- What you have to do -
Copy every entry precisely.

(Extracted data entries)
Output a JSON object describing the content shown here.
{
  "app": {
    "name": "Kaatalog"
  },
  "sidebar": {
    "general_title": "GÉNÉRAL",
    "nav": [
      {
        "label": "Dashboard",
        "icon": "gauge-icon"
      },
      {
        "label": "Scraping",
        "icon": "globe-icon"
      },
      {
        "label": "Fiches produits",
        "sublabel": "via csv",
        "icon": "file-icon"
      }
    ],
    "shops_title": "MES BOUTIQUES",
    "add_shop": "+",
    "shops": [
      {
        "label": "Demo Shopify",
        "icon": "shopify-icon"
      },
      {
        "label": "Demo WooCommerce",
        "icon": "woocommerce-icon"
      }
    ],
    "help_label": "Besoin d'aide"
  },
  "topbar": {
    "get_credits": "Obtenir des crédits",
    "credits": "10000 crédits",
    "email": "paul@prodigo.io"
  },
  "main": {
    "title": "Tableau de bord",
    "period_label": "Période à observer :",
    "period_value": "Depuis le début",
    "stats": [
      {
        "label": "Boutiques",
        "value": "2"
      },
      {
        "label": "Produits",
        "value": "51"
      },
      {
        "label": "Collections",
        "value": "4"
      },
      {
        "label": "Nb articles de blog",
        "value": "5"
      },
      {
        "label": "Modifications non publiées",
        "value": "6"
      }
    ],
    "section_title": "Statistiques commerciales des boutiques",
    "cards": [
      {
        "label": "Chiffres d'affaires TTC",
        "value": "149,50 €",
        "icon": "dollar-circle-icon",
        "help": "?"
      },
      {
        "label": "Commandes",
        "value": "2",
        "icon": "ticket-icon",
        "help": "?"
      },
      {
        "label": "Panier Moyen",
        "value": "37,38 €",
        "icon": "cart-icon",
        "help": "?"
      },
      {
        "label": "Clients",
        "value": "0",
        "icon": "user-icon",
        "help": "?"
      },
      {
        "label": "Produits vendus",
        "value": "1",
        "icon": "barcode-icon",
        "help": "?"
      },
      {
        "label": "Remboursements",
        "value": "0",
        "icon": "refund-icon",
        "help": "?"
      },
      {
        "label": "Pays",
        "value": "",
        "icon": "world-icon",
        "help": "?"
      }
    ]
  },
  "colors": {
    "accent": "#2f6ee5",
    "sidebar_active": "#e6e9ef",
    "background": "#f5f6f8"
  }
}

- Reply -
Output a JSON object describing the content shown here.
{
  "app": {
    "name": "Kaatalog"
  },
  "sidebar": {
    "general_title": "GÉNÉRAL",
    "nav": [
      {
        "label": "Dashboard",
        "icon": "gauge-icon"
      },
      {
        "label": "Scraping",
        "icon": "globe-icon"
      },
      {
        "label": "Fiches produits",
        "sublabel": "via csv",
        "icon": "file-icon"
      }
    ],
    "shops_title": "MES BOUTIQUES",
    "add_shop": "+",
    "shops": [
      {
        "label": "Demo Shopify",
        "icon": "shopify-icon"
      },
      {
        "label": "Demo WooCommerce",
        "icon": "woocommerce-icon"
      }
    ],
    "help_label": "Besoin d'aide"
  },
  "topbar": {
    "get_credits": "Obtenir des crédits",
    "credits": "10000 crédits",
    "email": "paul@prodigo.io"
  },
  "main": {
    "title": "Tableau de bord",
    "period_label": "Période à observer :",
    "period_value": "Depuis le début",
    "stats": [
      {
        "label": "Boutiques",
        "value": "2"
      },
      {
        "label": "Produits",
        "value": "51"
      },
      {
        "label": "Collections",
        "value": "4"
      },
      {
        "label": "Nb articles de blog",
        "value": "5"
      },
      {
        "label": "Modifications non publiées",
        "value": "6"
      }
    ],
    "section_title": "Statistiques commerciales des boutiques",
    "cards": [
      {
        "label": "Chiffres d'affaires TTC",
        "value": "149,50 €",
        "icon": "dollar-circle-icon",
        "help": "?"
      },
      {
        "label": "Commandes",
        "value": "2",
        "icon": "ticket-icon",
        "help": "?"
      },
      {
        "label": "Panier Moyen",
        "value": "37,38 €",
        "icon": "cart-icon",
        "help": "?"
      },
      {
        "label": "Clients",
        "value": "0",
        "icon": "user-icon",
        "help": "?"
      },
      {
        "label": "Produits vendus",
        "value": "1",
        "icon": "barcode-icon",
        "help": "?"
      },
      {
        "label": "Remboursements",
        "value": "0",
        "icon": "refund-icon",
        "help": "?"
      },
      {
        "label": "Pays",
        "value": "",
        "icon": "world-icon",
        "help": "?"
      }
    ]
  },
  "colors": {
    "accent": "#2f6ee5",
    "sidebar_active": "#e6e9ef",
    "background": "#f5f6f8"
  }
}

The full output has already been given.